▸ PROBLEM REQUIREMENTS: Reproduce the listing below exactly, minus its pictures.
# # #
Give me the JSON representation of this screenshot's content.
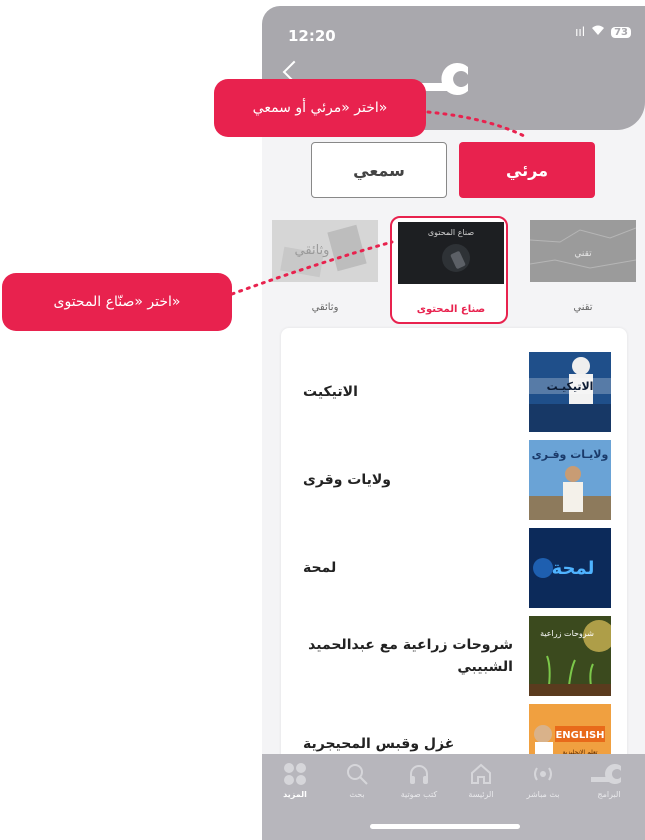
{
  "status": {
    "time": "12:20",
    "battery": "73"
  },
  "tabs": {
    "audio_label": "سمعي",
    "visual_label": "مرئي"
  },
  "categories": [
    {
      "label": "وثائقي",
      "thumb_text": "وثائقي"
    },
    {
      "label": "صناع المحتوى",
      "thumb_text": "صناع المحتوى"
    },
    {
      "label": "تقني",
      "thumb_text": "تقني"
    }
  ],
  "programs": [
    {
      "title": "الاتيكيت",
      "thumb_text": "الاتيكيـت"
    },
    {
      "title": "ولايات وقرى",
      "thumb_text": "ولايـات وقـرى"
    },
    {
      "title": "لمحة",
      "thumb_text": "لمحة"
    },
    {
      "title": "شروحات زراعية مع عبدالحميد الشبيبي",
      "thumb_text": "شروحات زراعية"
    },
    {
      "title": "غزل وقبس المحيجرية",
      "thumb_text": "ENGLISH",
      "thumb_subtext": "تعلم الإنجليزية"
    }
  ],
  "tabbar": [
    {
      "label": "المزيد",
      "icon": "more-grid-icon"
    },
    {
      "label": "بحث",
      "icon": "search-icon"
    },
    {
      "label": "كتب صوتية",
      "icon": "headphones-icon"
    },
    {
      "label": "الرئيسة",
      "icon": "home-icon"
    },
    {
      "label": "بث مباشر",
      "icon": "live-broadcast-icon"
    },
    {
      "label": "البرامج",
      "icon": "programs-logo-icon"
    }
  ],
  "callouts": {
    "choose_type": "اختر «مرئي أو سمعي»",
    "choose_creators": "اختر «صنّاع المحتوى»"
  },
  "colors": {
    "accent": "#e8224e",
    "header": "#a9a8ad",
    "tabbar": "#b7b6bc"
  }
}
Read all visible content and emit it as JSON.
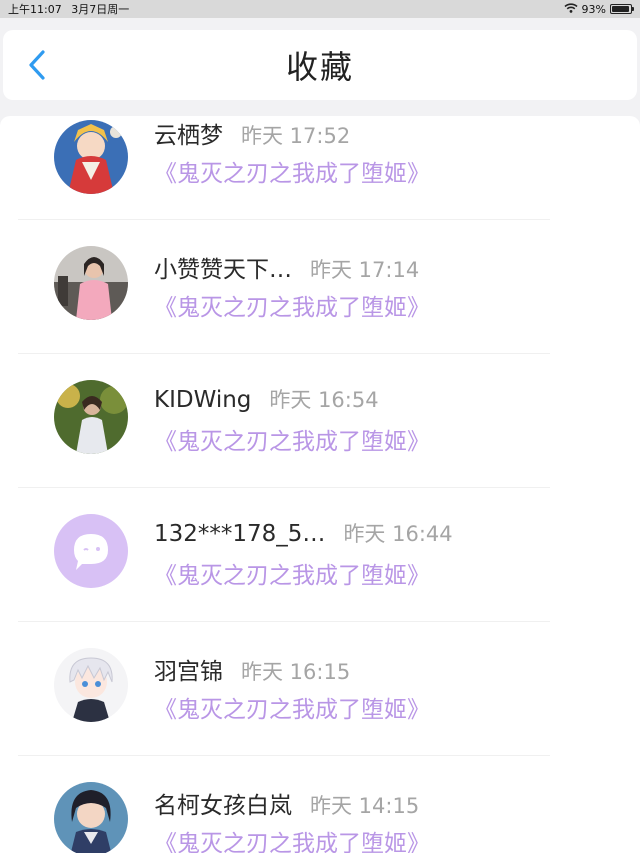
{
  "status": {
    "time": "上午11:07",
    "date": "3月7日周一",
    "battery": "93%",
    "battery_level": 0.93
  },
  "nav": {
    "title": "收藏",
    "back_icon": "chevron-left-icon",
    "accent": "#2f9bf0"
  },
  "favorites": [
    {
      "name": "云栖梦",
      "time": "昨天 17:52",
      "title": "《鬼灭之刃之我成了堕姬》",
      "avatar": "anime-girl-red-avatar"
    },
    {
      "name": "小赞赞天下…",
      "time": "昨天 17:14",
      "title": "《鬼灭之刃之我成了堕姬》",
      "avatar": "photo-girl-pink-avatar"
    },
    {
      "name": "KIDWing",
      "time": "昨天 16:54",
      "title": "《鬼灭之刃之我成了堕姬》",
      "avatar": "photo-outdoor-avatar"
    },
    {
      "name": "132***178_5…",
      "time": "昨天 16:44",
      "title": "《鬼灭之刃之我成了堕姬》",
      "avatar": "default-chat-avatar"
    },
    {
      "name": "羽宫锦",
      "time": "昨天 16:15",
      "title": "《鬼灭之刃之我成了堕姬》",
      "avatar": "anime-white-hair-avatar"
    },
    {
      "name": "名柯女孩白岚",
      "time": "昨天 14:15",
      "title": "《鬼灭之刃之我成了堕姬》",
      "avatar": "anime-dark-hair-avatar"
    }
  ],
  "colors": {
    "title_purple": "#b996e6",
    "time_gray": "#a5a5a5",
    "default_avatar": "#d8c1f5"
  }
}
# # #
▸ REPLY:
Give me the JSON representation of this screenshot's content.
{
  "status": {
    "time": "12:20",
    "battery": "73"
  },
  "tabs": {
    "audio_label": "سمعي",
    "visual_label": "مرئي"
  },
  "categories": [
    {
      "label": "وثائقي",
      "thumb_text": "وثائقي"
    },
    {
      "label": "صناع المحتوى",
      "thumb_text": "صناع المحتوى"
    },
    {
      "label": "تقني",
      "thumb_text": "تقني"
    }
  ],
  "programs": [
    {
      "title": "الاتيكيت",
      "thumb_text": "الاتيكيـت"
    },
    {
      "title": "ولايات وقرى",
      "thumb_text": "ولايـات وقـرى"
    },
    {
      "title": "لمحة",
      "thumb_text": "لمحة"
    },
    {
      "title": "شروحات زراعية مع عبدالحميد الشبيبي",
      "thumb_text": "شروحات زراعية"
    },
    {
      "title": "غزل وقبس المحيجرية",
      "thumb_text": "ENGLISH",
      "thumb_subtext": "تعلم الإنجليزية"
    }
  ],
  "tabbar": [
    {
      "label": "المزيد",
      "icon": "more-grid-icon"
    },
    {
      "label": "بحث",
      "icon": "search-icon"
    },
    {
      "label": "كتب صوتية",
      "icon": "headphones-icon"
    },
    {
      "label": "الرئيسة",
      "icon": "home-icon"
    },
    {
      "label": "بث مباشر",
      "icon": "live-broadcast-icon"
    },
    {
      "label": "البرامج",
      "icon": "programs-logo-icon"
    }
  ],
  "callouts": {
    "choose_type": "اختر «مرئي أو سمعي»",
    "choose_creators": "اختر «صنّاع المحتوى»"
  },
  "colors": {
    "accent": "#e8224e",
    "header": "#a9a8ad",
    "tabbar": "#b7b6bc"
  }
}
Read all visible content and emit it as JSON.
{
  "status": {
    "time": "上午11:07",
    "date": "3月7日周一",
    "battery": "93%",
    "battery_level": 0.93
  },
  "nav": {
    "title": "收藏",
    "back_icon": "chevron-left-icon",
    "accent": "#2f9bf0"
  },
  "favorites": [
    {
      "name": "云栖梦",
      "time": "昨天 17:52",
      "title": "《鬼灭之刃之我成了堕姬》",
      "avatar": "anime-girl-red-avatar"
    },
    {
      "name": "小赞赞天下…",
      "time": "昨天 17:14",
      "title": "《鬼灭之刃之我成了堕姬》",
      "avatar": "photo-girl-pink-avatar"
    },
    {
      "name": "KIDWing",
      "time": "昨天 16:54",
      "title": "《鬼灭之刃之我成了堕姬》",
      "avatar": "photo-outdoor-avatar"
    },
    {
      "name": "132***178_5…",
      "time": "昨天 16:44",
      "title": "《鬼灭之刃之我成了堕姬》",
      "avatar": "default-chat-avatar"
    },
    {
      "name": "羽宫锦",
      "time": "昨天 16:15",
      "title": "《鬼灭之刃之我成了堕姬》",
      "avatar": "anime-white-hair-avatar"
    },
    {
      "name": "名柯女孩白岚",
      "time": "昨天 14:15",
      "title": "《鬼灭之刃之我成了堕姬》",
      "avatar": "anime-dark-hair-avatar"
    }
  ],
  "colors": {
    "title_purple": "#b996e6",
    "time_gray": "#a5a5a5",
    "default_avatar": "#d8c1f5"
  }
}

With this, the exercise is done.